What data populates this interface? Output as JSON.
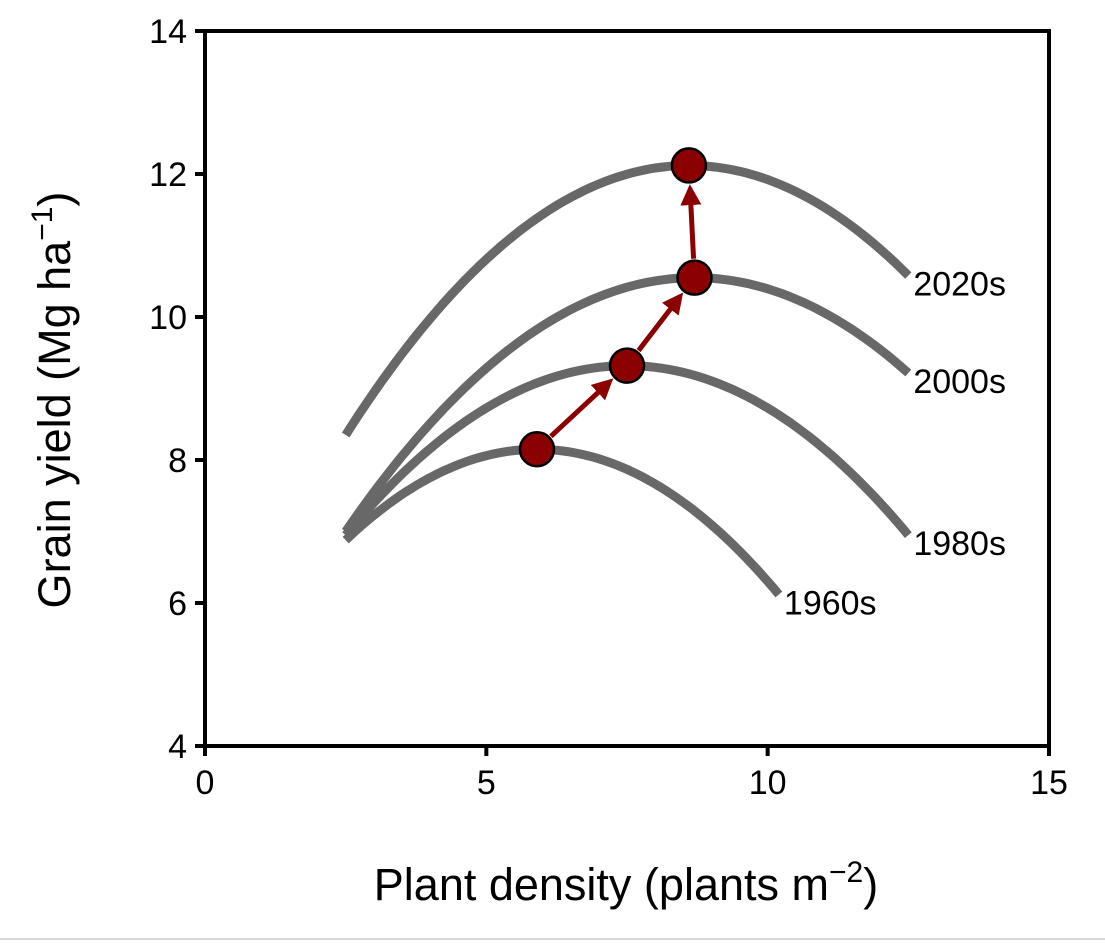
{
  "chart_data": {
    "type": "line",
    "title": "",
    "xlabel": {
      "main": "Plant density (plants m",
      "sup": "−2",
      "close": ")"
    },
    "ylabel": {
      "main": "Grain yield (Mg ha",
      "sup": "−1",
      "close": ")"
    },
    "xlim": [
      0,
      15
    ],
    "ylim": [
      4,
      14
    ],
    "xticks": [
      0,
      5,
      10,
      15
    ],
    "yticks": [
      4,
      6,
      8,
      10,
      12,
      14
    ],
    "grid": false,
    "line_color": "#686868",
    "marker_color": "#8b0000",
    "arrow_color": "#8b0000",
    "series": [
      {
        "name": "1960s",
        "x_start": 2.5,
        "x_end": 10.2,
        "x_opt": 5.9,
        "y_opt": 8.15,
        "y_at_start": 6.88
      },
      {
        "name": "1980s",
        "x_start": 2.5,
        "x_end": 12.5,
        "x_opt": 7.5,
        "y_opt": 9.32,
        "y_at_start": 6.95
      },
      {
        "name": "2000s",
        "x_start": 2.5,
        "x_end": 12.5,
        "x_opt": 8.7,
        "y_opt": 10.55,
        "y_at_start": 7.0
      },
      {
        "name": "2020s",
        "x_start": 2.5,
        "x_end": 12.5,
        "x_opt": 8.6,
        "y_opt": 12.12,
        "y_at_start": 8.35
      }
    ],
    "optimum_points": [
      {
        "series": "1960s",
        "x": 5.9,
        "y": 8.15
      },
      {
        "series": "1980s",
        "x": 7.5,
        "y": 9.32
      },
      {
        "series": "2000s",
        "x": 8.7,
        "y": 10.55
      },
      {
        "series": "2020s",
        "x": 8.6,
        "y": 12.12
      }
    ],
    "arrows": [
      {
        "from": [
          5.9,
          8.15
        ],
        "to": [
          7.5,
          9.32
        ]
      },
      {
        "from": [
          7.5,
          9.32
        ],
        "to": [
          8.7,
          10.55
        ]
      },
      {
        "from": [
          8.7,
          10.55
        ],
        "to": [
          8.6,
          12.12
        ]
      }
    ]
  }
}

++++++++++++++++++++

**Exercise objective:**
Write the records out again in full, exactly, and skip every picture.

**The completed task:**
What data populates this interface? Output as JSON.
{
  "chart_data": {
    "type": "line",
    "title": "",
    "xlabel": {
      "main": "Plant density (plants m",
      "sup": "−2",
      "close": ")"
    },
    "ylabel": {
      "main": "Grain yield (Mg ha",
      "sup": "−1",
      "close": ")"
    },
    "xlim": [
      0,
      15
    ],
    "ylim": [
      4,
      14
    ],
    "xticks": [
      0,
      5,
      10,
      15
    ],
    "yticks": [
      4,
      6,
      8,
      10,
      12,
      14
    ],
    "grid": false,
    "line_color": "#686868",
    "marker_color": "#8b0000",
    "arrow_color": "#8b0000",
    "series": [
      {
        "name": "1960s",
        "x_start": 2.5,
        "x_end": 10.2,
        "x_opt": 5.9,
        "y_opt": 8.15,
        "y_at_start": 6.88
      },
      {
        "name": "1980s",
        "x_start": 2.5,
        "x_end": 12.5,
        "x_opt": 7.5,
        "y_opt": 9.32,
        "y_at_start": 6.95
      },
      {
        "name": "2000s",
        "x_start": 2.5,
        "x_end": 12.5,
        "x_opt": 8.7,
        "y_opt": 10.55,
        "y_at_start": 7.0
      },
      {
        "name": "2020s",
        "x_start": 2.5,
        "x_end": 12.5,
        "x_opt": 8.6,
        "y_opt": 12.12,
        "y_at_start": 8.35
      }
    ],
    "optimum_points": [
      {
        "series": "1960s",
        "x": 5.9,
        "y": 8.15
      },
      {
        "series": "1980s",
        "x": 7.5,
        "y": 9.32
      },
      {
        "series": "2000s",
        "x": 8.7,
        "y": 10.55
      },
      {
        "series": "2020s",
        "x": 8.6,
        "y": 12.12
      }
    ],
    "arrows": [
      {
        "from": [
          5.9,
          8.15
        ],
        "to": [
          7.5,
          9.32
        ]
      },
      {
        "from": [
          7.5,
          9.32
        ],
        "to": [
          8.7,
          10.55
        ]
      },
      {
        "from": [
          8.7,
          10.55
        ],
        "to": [
          8.6,
          12.12
        ]
      }
    ]
  }
}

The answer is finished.